Filter the entries, keeping every line with the word "Poincaré".

* **RECORDS SHOWN**

_ _ _ _

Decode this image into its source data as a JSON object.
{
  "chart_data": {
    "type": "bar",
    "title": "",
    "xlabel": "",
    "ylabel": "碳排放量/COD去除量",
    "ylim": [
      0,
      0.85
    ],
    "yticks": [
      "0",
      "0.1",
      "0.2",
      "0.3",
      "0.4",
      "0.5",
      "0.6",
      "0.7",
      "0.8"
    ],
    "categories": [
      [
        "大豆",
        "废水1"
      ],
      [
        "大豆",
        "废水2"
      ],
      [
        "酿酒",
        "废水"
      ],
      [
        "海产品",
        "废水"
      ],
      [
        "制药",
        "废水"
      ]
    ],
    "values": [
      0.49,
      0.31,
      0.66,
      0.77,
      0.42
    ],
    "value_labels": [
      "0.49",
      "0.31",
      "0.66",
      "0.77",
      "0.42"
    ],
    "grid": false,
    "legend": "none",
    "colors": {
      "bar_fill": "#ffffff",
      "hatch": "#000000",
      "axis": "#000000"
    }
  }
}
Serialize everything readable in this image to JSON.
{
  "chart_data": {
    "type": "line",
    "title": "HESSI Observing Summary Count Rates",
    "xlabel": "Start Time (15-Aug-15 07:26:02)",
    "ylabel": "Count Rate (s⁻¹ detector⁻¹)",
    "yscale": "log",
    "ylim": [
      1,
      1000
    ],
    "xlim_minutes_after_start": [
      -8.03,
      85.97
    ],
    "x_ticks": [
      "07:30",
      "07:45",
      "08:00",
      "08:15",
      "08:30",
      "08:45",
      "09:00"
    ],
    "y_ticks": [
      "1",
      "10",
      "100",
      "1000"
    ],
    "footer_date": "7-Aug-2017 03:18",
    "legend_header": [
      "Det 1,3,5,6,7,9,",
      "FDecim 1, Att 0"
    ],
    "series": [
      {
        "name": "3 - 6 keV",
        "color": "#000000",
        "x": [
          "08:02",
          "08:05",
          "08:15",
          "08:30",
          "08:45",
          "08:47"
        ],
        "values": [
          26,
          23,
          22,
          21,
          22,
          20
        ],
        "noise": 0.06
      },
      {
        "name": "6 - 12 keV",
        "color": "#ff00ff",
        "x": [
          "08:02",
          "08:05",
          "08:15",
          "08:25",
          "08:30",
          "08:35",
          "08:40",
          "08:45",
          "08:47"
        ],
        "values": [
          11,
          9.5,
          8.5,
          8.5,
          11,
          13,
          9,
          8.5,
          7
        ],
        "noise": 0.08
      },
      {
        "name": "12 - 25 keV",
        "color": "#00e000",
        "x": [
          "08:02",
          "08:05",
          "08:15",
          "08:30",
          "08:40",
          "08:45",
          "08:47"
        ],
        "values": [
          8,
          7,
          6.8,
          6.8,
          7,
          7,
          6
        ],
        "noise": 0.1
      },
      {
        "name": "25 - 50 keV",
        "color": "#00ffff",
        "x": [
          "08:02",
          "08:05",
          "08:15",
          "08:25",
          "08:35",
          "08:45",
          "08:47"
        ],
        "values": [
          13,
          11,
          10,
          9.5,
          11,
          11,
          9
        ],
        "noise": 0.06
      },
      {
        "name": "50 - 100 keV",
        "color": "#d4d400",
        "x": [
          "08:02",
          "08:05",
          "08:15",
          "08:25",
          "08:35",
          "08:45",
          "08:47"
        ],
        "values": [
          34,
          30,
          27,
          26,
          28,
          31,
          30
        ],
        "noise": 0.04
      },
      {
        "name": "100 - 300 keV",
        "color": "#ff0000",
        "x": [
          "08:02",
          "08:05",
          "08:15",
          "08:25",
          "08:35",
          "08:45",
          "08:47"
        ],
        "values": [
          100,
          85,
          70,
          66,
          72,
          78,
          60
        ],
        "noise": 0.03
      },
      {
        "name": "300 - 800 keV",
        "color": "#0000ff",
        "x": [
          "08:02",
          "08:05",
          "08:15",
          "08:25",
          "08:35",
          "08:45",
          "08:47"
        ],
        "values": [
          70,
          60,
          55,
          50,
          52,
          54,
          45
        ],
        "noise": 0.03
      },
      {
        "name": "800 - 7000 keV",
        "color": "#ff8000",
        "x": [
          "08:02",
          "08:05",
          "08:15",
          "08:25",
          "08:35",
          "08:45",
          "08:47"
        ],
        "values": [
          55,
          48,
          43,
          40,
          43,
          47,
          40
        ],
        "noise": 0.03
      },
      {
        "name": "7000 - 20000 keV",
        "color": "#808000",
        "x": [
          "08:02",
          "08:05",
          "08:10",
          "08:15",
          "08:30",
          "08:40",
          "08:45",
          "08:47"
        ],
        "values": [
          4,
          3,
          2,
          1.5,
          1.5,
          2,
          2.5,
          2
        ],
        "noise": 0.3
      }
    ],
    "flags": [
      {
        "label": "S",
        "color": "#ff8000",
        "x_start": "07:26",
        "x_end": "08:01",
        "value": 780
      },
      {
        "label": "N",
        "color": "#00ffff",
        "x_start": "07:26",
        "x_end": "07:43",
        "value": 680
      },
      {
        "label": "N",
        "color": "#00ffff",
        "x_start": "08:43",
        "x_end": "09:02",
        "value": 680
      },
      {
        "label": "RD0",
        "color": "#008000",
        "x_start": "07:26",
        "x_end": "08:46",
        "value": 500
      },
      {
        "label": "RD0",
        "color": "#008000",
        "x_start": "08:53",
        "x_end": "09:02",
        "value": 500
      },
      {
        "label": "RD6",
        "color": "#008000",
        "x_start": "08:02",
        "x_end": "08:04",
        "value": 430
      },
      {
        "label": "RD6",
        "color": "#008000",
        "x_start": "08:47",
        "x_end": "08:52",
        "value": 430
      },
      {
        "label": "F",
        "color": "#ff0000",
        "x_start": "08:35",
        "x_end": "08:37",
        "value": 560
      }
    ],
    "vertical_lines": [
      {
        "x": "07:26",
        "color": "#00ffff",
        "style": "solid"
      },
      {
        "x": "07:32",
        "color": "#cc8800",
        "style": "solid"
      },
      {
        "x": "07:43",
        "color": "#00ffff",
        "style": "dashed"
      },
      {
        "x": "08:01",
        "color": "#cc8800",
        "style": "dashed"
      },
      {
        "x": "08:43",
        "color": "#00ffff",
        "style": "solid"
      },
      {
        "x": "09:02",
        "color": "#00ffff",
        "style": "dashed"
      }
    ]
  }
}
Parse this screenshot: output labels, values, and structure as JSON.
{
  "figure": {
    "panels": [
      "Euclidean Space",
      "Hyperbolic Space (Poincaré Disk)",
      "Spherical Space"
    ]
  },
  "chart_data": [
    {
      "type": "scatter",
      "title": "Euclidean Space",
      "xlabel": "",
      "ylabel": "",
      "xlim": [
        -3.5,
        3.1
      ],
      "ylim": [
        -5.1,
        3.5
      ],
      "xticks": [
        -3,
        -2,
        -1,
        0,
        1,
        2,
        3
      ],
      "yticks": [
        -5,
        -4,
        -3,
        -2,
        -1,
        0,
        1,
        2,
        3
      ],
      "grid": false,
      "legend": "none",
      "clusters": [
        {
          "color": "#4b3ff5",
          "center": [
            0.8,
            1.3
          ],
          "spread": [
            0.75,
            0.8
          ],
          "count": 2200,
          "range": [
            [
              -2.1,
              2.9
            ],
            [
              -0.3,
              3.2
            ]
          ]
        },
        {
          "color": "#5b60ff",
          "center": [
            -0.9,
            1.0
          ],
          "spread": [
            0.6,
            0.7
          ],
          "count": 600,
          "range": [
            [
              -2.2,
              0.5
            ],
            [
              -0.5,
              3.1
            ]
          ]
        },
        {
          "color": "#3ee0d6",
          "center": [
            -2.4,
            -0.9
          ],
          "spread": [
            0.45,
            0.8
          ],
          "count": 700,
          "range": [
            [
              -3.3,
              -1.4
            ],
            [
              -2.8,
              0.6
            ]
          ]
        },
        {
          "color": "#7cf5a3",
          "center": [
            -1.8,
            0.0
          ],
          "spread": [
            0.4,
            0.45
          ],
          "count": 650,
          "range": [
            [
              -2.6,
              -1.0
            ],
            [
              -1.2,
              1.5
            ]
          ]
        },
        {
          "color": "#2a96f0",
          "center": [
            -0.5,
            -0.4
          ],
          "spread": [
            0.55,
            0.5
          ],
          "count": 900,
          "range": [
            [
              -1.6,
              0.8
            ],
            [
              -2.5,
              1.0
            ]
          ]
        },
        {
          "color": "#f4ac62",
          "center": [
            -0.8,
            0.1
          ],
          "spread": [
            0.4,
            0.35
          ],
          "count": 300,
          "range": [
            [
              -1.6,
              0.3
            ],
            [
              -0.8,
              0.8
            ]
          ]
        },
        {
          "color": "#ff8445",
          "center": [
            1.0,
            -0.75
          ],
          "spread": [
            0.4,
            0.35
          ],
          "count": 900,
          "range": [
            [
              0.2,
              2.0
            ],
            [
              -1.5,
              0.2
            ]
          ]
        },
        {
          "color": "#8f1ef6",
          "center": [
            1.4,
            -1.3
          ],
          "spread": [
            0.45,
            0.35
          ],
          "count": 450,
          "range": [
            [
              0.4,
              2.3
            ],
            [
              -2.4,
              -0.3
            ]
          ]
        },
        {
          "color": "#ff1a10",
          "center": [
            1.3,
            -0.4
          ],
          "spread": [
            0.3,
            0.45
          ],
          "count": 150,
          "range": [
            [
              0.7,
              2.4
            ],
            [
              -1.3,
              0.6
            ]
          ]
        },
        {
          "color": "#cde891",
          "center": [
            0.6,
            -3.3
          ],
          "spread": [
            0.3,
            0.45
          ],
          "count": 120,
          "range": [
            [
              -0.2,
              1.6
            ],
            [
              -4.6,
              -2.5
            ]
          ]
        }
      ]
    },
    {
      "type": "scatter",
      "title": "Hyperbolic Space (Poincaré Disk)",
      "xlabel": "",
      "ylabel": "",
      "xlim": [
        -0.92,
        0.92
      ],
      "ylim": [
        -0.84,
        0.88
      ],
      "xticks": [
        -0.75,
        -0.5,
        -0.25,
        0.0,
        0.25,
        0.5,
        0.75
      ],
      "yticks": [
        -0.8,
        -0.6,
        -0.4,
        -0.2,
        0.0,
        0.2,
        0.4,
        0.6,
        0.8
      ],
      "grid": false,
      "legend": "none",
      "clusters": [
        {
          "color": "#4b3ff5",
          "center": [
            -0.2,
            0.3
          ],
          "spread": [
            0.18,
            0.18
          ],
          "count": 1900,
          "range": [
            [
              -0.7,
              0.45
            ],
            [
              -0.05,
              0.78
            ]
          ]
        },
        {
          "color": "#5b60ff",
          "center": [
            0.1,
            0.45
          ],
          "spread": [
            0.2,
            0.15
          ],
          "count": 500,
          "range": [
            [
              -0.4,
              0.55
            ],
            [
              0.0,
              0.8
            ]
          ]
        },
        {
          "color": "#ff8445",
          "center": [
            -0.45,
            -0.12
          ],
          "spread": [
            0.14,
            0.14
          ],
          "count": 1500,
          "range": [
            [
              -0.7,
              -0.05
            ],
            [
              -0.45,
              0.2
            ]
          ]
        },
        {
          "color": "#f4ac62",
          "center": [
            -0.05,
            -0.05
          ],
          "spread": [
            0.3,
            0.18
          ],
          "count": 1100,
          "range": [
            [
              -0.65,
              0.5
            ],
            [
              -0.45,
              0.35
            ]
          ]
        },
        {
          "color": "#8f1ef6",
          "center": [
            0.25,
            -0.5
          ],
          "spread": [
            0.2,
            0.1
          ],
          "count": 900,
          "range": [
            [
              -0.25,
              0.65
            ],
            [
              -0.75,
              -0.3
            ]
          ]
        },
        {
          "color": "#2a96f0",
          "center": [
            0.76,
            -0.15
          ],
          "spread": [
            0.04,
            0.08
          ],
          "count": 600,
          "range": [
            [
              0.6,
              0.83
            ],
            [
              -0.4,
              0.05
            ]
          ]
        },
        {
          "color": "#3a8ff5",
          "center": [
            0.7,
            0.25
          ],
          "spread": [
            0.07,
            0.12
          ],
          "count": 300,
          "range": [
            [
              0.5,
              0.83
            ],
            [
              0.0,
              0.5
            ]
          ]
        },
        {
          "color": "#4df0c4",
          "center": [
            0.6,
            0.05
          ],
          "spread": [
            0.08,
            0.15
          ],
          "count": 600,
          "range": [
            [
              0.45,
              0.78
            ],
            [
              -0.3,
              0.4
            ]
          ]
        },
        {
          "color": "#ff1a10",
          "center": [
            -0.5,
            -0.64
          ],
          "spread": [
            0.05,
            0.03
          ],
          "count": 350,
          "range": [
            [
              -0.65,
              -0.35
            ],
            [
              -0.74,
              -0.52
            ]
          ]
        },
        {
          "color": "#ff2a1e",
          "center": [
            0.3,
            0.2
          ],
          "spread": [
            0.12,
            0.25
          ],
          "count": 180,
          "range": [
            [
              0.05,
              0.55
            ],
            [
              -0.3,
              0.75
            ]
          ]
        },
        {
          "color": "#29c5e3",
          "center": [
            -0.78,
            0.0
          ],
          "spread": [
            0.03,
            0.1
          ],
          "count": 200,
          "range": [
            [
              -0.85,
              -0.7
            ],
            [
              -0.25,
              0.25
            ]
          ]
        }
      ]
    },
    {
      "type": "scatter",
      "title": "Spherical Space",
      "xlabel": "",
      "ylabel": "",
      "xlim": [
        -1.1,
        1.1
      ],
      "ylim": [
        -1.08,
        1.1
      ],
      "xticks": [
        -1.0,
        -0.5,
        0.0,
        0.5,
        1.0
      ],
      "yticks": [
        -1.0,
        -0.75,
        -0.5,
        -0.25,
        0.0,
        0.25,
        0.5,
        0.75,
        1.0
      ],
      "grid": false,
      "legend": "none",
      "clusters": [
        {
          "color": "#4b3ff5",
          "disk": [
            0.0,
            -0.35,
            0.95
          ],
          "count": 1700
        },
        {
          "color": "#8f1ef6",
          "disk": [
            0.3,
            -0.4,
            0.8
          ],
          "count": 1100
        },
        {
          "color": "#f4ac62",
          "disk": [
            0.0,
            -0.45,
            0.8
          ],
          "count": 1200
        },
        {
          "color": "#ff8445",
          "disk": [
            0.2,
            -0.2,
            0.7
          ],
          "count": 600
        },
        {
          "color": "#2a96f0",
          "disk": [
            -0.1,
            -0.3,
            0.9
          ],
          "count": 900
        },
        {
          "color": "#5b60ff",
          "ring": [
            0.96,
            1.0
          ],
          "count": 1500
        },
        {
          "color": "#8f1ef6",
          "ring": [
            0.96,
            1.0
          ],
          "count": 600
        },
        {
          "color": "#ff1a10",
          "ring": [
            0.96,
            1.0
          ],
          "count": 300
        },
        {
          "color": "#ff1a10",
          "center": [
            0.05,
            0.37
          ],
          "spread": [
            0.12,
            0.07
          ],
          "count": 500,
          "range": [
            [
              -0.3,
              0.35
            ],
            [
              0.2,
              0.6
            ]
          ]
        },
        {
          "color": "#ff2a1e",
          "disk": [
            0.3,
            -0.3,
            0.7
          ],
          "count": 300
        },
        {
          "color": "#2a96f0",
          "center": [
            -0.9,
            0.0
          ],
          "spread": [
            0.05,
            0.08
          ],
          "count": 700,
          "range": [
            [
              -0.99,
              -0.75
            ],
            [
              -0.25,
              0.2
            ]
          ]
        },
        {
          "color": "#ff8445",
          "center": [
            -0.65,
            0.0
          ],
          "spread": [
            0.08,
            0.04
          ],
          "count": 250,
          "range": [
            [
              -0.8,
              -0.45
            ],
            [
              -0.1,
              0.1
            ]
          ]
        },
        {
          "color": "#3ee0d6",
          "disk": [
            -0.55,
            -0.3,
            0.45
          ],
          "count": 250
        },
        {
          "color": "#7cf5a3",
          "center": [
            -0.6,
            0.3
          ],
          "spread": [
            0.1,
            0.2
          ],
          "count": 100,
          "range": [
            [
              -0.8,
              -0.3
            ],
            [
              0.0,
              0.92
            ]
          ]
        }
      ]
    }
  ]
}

_ _ _ _

* **ANSWER TO THIS EXERCISE**
      "Hyperbolic Space (Poincaré Disk)",
      "title": "Hyperbolic Space (Poincaré Disk)",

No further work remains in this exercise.